→ **Reading text**:
Convex sets and their properties, Convex hull and their properties, Best approximation theorem. Convex functions, Basic definitions, properties, various generalizations, Differentiable convex functions, Hermite and Hadamard inequalities, Subgradient, Characterizations and applications in linear and nonlinear optimization.

The main aim of this course is to learn about convex functions and discuss it properties. Here we give objective & sample questions lecture wise. All the recorded lectures are given on Microsoft Team.

Lecture 01

  • Definitions: Interval, convex function, strictly convex function, concave function, strictly concave function
  • Example of convex & concave functions
  • By definition, prove that $f(x)=x$ is convex on $\mathbb{R}$.
  • By definition, prove that $f(x)=x^2$ is convex on $\mathbb{R}$.

Lecture 02

  • Prove that every convex function on closed interval is bounded.
  • Prove that every convex function on closed interval is bounded below.
  • Prove that every convex function on closed interval is bounded above.
  • If $f:[a,b]\to \mathbb{R}$ is convex, then $f$ is bounded above by $\max(f(a),f(b))$.

Lecture 03

  • Definitions: Continuity, uniform continuity.
  • Prove that every convex function is continuous on its interior of its domain.

Lecture 04

  • Left & right derivative
  • If $f:I\rightarrow \mathbb{R}$ is convex, then $f_{-}'(x)$ and $f_{+}'(x)$ exist and are increasing on $I^{\circ}$

Lecture 05

  • A function $f:(a,b)\rightarrow \mathbb{R}$ is convex if and only if there is increasing function $g:(a,b)\rightarrow \mathbb{R}$ and a point $c\in (a,b)$ such that for all $x\in (a,b)$,

$$f(x)-f(c)=\int^{x}_{c} g(t)dt.$$

  • Suppose $f$ is differentiable on $(a,b)$. Then $f$ is convex [strictly convex] if, and only if, $f'$ is increasing [strictly increasing] on $(a,b)$.
  • Prove that $x^2$ is convex on $(-\infty, \infty)$.
  • Prove that $-\log x$ is convex on $(0,\infty)$.
  • Prove that $x^3$ is convex on $(0,\infty)$.
  • Prove that $x^4$ is convex on $(-\infty,\infty)$.

Lecture 06

  • Let $f$ is twice differentiable on $(a,b)$. Then $f$ is convex on $(a,b)$ iff $f''(x)\geq 0$ for all $x\in(a,b)$. If $f''(x)>0$ for all $x\in(a,b)$, then $f$ is strictly convex on $(a,b)$.
  • If $f:I\rightarrow \mathbb{R}$ and $g:I\rightarrow \mathbb{R}$ are convex then $f+g$ is convex on $I$.

→ **Dataset content**:
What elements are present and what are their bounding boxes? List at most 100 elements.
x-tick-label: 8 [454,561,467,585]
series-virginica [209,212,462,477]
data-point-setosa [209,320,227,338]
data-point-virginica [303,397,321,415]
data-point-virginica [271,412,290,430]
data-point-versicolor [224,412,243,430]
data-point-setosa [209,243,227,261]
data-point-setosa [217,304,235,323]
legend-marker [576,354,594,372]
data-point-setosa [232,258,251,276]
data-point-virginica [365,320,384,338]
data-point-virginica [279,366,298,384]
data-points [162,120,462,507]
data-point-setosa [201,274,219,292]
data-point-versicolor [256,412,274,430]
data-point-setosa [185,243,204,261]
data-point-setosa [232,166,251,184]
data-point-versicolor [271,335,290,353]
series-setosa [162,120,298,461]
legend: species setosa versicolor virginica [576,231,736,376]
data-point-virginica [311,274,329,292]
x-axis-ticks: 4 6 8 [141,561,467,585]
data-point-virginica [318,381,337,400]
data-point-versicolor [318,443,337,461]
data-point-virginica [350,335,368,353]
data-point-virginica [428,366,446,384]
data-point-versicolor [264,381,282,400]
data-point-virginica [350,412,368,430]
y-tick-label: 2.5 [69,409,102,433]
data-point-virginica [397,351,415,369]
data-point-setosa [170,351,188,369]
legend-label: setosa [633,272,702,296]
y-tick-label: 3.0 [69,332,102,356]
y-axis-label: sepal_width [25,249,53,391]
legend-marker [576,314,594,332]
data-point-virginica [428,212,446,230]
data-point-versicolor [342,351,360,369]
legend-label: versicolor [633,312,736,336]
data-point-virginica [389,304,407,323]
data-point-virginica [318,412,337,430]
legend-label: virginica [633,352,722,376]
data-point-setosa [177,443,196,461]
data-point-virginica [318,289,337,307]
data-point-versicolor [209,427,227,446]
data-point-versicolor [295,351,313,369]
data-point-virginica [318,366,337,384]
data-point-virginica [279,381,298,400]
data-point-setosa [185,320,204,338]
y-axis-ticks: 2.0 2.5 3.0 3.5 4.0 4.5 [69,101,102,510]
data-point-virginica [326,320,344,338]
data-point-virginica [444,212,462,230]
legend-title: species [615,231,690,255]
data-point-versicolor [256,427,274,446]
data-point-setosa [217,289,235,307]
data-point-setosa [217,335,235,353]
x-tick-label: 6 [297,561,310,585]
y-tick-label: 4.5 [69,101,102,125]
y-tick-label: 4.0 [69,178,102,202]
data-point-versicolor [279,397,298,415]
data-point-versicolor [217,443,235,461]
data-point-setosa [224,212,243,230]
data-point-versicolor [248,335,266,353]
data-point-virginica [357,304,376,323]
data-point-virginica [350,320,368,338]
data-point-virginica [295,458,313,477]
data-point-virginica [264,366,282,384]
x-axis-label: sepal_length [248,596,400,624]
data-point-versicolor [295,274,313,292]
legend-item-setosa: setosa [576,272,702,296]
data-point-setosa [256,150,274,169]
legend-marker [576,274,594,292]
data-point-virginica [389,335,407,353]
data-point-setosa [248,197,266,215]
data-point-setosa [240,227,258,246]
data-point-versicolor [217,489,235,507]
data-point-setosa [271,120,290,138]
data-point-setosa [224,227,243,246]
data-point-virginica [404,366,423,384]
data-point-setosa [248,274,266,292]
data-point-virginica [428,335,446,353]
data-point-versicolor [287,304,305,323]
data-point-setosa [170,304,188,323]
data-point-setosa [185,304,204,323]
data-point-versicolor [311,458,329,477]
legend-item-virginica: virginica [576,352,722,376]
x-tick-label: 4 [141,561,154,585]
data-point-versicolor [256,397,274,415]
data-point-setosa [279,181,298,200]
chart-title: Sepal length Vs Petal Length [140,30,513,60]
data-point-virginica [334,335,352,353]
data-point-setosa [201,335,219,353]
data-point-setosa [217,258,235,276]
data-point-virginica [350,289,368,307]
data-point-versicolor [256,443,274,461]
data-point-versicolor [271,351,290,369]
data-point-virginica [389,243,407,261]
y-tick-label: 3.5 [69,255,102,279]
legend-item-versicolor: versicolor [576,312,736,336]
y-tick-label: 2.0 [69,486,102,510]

→ **Work order 1**:
Copy the stretch of the course outline from "The main aim" through "interval is bounded." word for word.
→ **Work order 2**:
According to the course outline, where are all the recorded lectures given?
The entries come from a separate source and are not part of the course outline.

→ **Exercise result 1**:
The main aim of this course is to learn about convex functions and discuss it properties. Here we give objective & sample questions lecture wise. All the recorded lectures are given on Microsoft Team.

Lecture 01

  • Definitions: Interval, convex function, strictly convex function, concave function, strictly concave function
  • Example of convex & concave functions
  • By definition, prove that $f(x)=x$ is convex on $\mathbb{R}$.
  • By definition, prove that $f(x)=x^2$ is convex on $\mathbb{R}$.

Lecture 02

  • Prove that every convex function on closed interval is bounded.

→ **Exercise result 2**:
On Microsoft Team.